OBJET DE LA TÂCHE »
Poursuivez, s'il vous plaît, l'article sur l'ultimatum adressé à Twitter par la commissaire australienne à l'eSafety, en reprenant juste après sa dernière phrase.

TEXTE SOURCE »
---
Temps de lecture : 8 minutes

En mai 2022 au Forum économique mondial, elle appelait à un « recalibrage » des droits de l’homme et en particulier de la liberté d’expression dans notre monde connecté. Un an plus tard, le 21 juin dernier, la commissaire pour la « e‑Sécurité » (eSafety) du gouvernement australien, Julie Inman Grant, donnait à Twitter 28 jours pour mettre fin à la propagation des propos « haineux » sur sa plateforme. Faute de quoi, le média social d’Elon Musk se verra infliger une amende journalière de 700 000 dollars australiens, soit environ 425 000 €.

L’oiseau bleu en ligne de mire

Selon Mme Inman Grant, ce sont les change­ments engagés avec l’arrivée d’Elon Musk à la tête du média social à l’oiseau bleu qui seraient à l’origine du fait que son admin­is­tra­tion, eSafe­ty, aurait reçu depuis plus de plaintes con­cer­nant des cas de « haine en ligne » sur ce réseau social que sur n’importe quel autre réseau social.

« Au cours des 12 derniers mois, eSafe­ty a reçu plus de plaintes con­cer­nant la haine en ligne sur Twit­ter que sur toute autre plate­forme. En fait, près d’un tiers de toutes les plaintes déposées auprès d’eSafety au sujet de la haine en ligne l’ont été sur Twit­ter », écrivait Mme Inman Grant le 21 juin.
---
DONNÉES »
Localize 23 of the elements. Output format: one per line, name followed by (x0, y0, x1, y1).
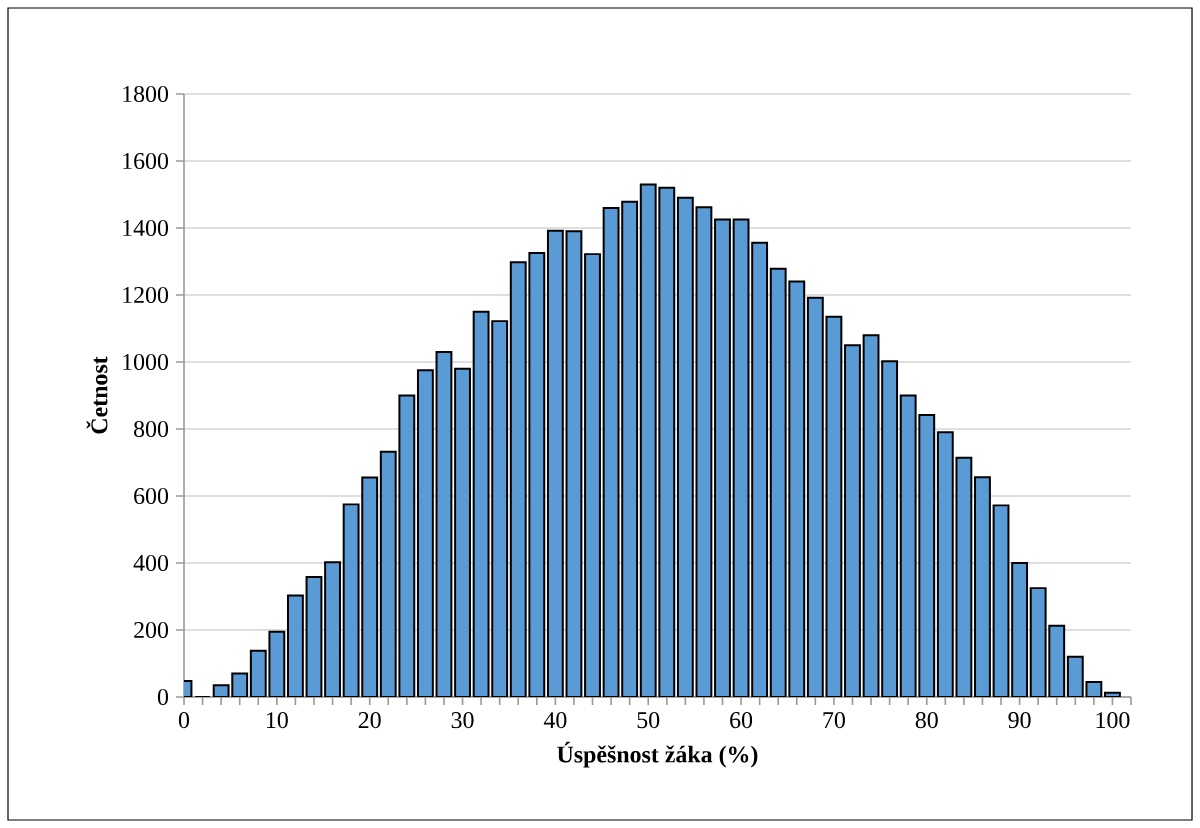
---
VOICI LE RÉSULTAT »
« Je crains que cela ne soit lié à l’“amnistie générale” de Twit­ter, offerte en novem­bre dernier à env­i­ron 62 000 tit­u­laires de comptes qui avaient été inter­dits de façon per­ma­nente. Pour être ban­ni défini­tive­ment de Twit­ter, il faut avoir com­mis des vio­la­tions répétées et fla­grantes des règles de Twit­ter. Soix­ante-quinze de ces tit­u­laires de comptes abusifs réin­té­grés auraient plus d’un mil­lion de suiveurs, ce qui sig­ni­fie qu’un petit nom­bre d’entre eux pour­rait poten­tielle­ment con­tribuer à un impact con­sid­érable sur la tox­i­c­ité de la plate­forme. Comme si cela ne suff­i­sait pas, Twit­ter a con­sid­érable­ment réduit ses effec­tifs au niveau mon­di­al. Cela inclut des coupes som­bres dans son per­son­nel chargé de la con­fi­ance et de la sécu­rité (à quel point, nous cher­chons à le savoir) et l’arrêt de toute représen­ta­tion de sa poli­tique publique locale ici en Aus­tralie. »

La ques­tion reste bien sûr de savoir ce que l’on définit comme étant des con­tenus « tox­iques », de la « haine en ligne », des pro­pos « haineux » ou un « dis­cours de haine »…

À Davos l’année dernière, cette anci­enne cadre de Twit­ter (en charge du développe­ment en Aus­tralie des poli­tiques, de la sécu­rité et des pro­grammes de phil­an­thropie) mais aus­si, aupar­a­vant, de Microsoft (en tant que « Direc­trice mon­di­al de la poli­tique de sécu­rité et de pro­tec­tion de la vie privée et de la sen­si­bil­i­sa­tion »), avait déclaré :

« Nous nous trou­vons dans une sit­u­a­tion où la polar­i­sa­tion aug­mente partout et où tout sem­ble binaire alors que ce n’est pas néces­saire. Je pense donc que nous allons devoir réfléchir à un recal­i­brage de toute une série de droits de l’homme qui s’exercent en ligne, de la lib­erté d’expression à la pro­tec­tion con­tre la vio­lence en ligne. »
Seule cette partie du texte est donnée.